Work task
Take from the material every line that contains the word "games".

Data supplied

*****

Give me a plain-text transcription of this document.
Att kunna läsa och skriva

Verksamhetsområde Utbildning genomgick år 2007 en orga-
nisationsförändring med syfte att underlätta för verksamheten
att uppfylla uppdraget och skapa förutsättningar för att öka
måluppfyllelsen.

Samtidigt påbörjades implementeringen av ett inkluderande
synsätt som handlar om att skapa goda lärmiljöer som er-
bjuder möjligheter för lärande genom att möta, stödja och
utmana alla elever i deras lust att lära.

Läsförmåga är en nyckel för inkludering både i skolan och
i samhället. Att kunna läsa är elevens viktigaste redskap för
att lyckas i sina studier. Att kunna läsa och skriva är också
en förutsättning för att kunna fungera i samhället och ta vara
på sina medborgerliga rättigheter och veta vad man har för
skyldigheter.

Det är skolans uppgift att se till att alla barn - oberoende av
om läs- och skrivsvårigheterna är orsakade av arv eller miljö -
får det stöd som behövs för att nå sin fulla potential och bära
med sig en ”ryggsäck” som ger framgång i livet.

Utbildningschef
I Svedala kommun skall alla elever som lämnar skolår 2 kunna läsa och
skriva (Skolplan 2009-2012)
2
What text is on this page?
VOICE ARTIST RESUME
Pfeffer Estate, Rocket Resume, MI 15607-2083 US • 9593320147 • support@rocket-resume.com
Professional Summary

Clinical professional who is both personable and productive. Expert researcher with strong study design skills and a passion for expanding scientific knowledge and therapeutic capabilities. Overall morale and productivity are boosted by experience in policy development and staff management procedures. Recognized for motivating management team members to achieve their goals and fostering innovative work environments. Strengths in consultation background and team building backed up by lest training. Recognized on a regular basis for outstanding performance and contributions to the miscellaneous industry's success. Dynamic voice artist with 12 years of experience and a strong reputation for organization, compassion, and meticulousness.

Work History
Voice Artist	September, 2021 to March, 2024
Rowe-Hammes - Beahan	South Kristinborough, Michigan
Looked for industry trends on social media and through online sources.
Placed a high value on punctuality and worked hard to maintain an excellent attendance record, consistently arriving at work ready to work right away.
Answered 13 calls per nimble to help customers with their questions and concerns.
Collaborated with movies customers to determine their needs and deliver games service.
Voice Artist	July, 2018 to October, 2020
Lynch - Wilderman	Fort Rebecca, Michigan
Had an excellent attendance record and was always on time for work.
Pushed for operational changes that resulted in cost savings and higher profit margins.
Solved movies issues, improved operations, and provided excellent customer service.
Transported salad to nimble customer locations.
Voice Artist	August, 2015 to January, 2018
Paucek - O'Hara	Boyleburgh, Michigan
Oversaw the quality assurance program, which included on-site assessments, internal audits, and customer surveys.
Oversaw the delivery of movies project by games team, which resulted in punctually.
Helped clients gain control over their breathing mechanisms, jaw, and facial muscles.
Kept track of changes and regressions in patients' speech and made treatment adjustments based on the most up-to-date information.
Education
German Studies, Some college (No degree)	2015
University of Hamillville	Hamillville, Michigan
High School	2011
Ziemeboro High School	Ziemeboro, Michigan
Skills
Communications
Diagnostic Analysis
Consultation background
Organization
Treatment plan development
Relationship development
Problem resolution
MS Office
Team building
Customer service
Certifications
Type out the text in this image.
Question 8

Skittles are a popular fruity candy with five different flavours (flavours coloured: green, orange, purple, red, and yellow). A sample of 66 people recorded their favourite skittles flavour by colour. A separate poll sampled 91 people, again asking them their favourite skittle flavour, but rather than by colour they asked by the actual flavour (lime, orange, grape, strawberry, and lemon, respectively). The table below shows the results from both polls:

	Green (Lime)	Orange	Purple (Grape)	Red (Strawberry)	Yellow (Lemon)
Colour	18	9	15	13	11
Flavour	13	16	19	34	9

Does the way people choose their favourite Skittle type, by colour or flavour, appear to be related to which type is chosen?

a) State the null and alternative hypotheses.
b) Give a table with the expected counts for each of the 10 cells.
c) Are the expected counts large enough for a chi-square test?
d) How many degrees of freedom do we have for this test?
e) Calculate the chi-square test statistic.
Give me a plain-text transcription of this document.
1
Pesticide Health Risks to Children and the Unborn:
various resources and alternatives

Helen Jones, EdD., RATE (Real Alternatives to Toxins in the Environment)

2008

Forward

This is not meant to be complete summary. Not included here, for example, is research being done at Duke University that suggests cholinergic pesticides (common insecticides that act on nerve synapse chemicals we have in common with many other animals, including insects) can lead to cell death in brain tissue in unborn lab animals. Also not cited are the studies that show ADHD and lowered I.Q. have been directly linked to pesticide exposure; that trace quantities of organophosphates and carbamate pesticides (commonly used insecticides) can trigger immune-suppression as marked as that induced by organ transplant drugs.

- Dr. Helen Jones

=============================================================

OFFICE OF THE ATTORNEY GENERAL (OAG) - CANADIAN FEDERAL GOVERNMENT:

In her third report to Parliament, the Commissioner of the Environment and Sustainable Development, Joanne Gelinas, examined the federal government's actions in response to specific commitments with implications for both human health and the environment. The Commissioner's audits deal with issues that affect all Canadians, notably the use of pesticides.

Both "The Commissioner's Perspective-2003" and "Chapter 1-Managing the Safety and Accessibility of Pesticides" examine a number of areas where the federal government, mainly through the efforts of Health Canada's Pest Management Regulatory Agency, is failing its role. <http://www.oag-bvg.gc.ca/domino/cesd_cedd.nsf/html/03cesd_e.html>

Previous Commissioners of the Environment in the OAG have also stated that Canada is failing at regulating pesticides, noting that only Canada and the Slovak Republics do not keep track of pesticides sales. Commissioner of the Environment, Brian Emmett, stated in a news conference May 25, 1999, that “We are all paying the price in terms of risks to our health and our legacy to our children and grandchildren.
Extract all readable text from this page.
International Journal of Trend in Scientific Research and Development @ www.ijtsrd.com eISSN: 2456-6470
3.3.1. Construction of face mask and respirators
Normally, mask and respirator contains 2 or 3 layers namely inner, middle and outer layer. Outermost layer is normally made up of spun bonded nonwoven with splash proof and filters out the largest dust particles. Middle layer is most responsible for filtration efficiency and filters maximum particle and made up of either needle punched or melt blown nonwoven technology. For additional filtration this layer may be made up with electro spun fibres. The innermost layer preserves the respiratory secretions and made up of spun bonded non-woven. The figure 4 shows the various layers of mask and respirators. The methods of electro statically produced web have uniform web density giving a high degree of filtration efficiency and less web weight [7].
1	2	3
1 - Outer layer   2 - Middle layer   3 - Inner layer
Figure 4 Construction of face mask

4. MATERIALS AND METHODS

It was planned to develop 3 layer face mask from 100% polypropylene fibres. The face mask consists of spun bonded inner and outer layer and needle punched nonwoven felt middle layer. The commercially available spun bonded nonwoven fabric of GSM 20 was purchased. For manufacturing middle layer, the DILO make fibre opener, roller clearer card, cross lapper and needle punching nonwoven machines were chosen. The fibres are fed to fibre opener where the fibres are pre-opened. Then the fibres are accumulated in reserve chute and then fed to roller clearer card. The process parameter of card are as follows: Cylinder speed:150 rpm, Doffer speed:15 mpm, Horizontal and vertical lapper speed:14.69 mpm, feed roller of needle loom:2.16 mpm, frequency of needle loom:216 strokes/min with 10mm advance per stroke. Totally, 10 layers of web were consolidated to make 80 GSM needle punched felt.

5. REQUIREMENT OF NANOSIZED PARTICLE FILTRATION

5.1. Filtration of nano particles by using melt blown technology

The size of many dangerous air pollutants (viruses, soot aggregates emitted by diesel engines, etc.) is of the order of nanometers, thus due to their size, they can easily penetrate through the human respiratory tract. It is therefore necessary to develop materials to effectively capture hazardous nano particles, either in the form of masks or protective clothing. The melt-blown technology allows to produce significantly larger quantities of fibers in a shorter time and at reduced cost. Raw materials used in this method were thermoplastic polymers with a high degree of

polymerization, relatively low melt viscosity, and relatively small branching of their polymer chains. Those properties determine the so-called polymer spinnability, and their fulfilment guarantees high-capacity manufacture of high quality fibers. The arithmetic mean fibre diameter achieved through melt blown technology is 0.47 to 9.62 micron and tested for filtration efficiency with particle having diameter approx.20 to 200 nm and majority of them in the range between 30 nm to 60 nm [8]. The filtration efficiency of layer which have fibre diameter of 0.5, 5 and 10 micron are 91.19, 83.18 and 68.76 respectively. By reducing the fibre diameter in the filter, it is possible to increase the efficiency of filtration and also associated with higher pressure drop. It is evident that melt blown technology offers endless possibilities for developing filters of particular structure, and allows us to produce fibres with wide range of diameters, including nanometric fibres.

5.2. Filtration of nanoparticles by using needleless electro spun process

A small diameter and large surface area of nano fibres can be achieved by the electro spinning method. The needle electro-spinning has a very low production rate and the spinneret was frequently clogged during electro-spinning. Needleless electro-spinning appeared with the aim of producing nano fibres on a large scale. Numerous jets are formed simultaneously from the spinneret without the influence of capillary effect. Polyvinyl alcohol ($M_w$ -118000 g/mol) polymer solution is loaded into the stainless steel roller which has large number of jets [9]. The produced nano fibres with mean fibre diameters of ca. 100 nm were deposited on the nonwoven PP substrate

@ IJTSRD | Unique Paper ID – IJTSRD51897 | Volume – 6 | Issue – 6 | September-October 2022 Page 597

*****

Written response
Collaborated with movies customers to determine their needs and deliver games service.
Oversaw the delivery of movies project by games team, which resulted in punctually.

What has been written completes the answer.